Write out every line below that includes the word "secs".

——

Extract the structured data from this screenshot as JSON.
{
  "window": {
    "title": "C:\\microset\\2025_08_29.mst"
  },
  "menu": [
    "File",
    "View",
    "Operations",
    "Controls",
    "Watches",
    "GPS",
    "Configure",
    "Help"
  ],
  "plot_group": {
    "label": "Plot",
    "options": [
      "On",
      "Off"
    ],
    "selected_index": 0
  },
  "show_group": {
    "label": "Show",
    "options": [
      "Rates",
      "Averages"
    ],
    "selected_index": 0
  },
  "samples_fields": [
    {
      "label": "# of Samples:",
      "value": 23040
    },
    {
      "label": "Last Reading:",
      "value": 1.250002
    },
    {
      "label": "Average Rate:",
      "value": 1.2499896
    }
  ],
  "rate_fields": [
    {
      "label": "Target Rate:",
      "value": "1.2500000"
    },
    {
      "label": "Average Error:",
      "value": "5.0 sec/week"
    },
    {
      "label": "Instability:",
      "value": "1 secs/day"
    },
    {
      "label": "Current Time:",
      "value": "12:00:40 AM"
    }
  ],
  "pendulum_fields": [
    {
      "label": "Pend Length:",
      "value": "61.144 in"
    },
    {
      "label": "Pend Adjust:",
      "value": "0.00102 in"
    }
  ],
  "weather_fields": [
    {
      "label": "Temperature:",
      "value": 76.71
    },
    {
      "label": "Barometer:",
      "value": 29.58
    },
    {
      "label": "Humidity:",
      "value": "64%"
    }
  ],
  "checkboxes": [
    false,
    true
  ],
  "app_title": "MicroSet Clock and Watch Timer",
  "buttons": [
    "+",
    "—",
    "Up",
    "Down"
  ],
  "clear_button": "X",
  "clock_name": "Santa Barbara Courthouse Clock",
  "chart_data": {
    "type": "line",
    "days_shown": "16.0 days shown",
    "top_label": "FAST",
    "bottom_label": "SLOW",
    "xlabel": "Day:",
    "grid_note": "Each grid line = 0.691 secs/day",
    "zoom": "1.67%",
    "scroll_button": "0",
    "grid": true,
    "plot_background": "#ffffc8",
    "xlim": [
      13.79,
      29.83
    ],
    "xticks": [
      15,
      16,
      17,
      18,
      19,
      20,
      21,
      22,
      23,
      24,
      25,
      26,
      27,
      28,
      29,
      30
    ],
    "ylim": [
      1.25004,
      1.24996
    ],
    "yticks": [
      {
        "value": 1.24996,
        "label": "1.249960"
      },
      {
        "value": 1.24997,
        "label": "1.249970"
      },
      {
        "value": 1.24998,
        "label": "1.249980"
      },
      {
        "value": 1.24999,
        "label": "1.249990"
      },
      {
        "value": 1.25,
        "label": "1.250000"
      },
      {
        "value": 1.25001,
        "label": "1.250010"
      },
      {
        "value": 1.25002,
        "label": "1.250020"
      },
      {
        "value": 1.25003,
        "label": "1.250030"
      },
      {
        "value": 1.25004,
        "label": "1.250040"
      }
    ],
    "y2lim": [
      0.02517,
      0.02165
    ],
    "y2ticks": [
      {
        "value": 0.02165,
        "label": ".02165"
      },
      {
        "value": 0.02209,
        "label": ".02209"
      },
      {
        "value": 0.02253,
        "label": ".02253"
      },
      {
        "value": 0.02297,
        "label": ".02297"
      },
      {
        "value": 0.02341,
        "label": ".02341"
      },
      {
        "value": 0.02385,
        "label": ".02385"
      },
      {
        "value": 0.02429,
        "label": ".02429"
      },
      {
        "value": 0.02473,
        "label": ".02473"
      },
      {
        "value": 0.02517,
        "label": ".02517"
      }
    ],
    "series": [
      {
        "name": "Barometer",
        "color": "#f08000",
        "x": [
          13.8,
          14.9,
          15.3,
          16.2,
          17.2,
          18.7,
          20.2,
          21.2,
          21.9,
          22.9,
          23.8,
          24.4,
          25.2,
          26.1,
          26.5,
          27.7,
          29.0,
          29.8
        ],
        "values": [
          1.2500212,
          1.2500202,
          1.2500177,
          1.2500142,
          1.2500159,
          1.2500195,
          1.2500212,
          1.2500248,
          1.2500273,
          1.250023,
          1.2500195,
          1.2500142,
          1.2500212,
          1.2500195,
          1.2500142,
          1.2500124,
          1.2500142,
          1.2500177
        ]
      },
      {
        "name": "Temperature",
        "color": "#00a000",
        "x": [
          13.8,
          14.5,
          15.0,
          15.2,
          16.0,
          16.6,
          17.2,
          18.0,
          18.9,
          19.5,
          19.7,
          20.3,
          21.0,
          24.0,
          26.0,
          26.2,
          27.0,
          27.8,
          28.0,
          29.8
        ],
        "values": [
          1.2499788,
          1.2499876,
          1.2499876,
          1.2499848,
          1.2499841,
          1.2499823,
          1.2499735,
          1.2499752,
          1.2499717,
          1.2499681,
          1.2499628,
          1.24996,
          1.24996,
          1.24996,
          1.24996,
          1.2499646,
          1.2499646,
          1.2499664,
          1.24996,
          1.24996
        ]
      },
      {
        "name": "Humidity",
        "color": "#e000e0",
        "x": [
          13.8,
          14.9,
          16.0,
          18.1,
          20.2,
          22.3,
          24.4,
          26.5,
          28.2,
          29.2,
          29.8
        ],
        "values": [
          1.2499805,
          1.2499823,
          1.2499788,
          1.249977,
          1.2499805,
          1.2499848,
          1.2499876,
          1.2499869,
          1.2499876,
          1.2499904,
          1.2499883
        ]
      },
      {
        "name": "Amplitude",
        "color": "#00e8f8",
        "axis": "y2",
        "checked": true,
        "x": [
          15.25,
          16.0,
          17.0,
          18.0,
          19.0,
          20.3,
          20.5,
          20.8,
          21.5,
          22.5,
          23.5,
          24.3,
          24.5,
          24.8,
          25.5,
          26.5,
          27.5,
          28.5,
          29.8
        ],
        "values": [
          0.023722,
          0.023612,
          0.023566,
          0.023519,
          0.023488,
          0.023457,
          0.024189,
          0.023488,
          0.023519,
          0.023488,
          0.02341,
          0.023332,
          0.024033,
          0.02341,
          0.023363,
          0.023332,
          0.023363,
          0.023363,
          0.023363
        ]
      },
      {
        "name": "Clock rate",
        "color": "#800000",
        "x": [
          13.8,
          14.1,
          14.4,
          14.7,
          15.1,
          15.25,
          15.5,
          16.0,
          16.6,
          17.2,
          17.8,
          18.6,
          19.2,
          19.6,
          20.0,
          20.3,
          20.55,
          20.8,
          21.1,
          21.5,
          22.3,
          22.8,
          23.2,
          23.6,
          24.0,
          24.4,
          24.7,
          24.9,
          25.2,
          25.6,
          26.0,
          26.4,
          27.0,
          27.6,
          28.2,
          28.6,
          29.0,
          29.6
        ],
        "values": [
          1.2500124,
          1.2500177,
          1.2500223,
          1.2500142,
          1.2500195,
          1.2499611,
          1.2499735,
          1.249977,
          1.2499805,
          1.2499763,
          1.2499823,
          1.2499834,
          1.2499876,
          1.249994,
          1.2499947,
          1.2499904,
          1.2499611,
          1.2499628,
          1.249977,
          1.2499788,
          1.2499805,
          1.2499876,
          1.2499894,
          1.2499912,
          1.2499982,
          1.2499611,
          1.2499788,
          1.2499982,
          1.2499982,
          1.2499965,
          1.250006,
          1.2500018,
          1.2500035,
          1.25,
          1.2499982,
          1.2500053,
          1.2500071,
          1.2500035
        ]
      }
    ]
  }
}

——

REPLY TO THE TASK
      "value": "1 secs/day"
    "grid_note": "Each grid line = 0.691 secs/day",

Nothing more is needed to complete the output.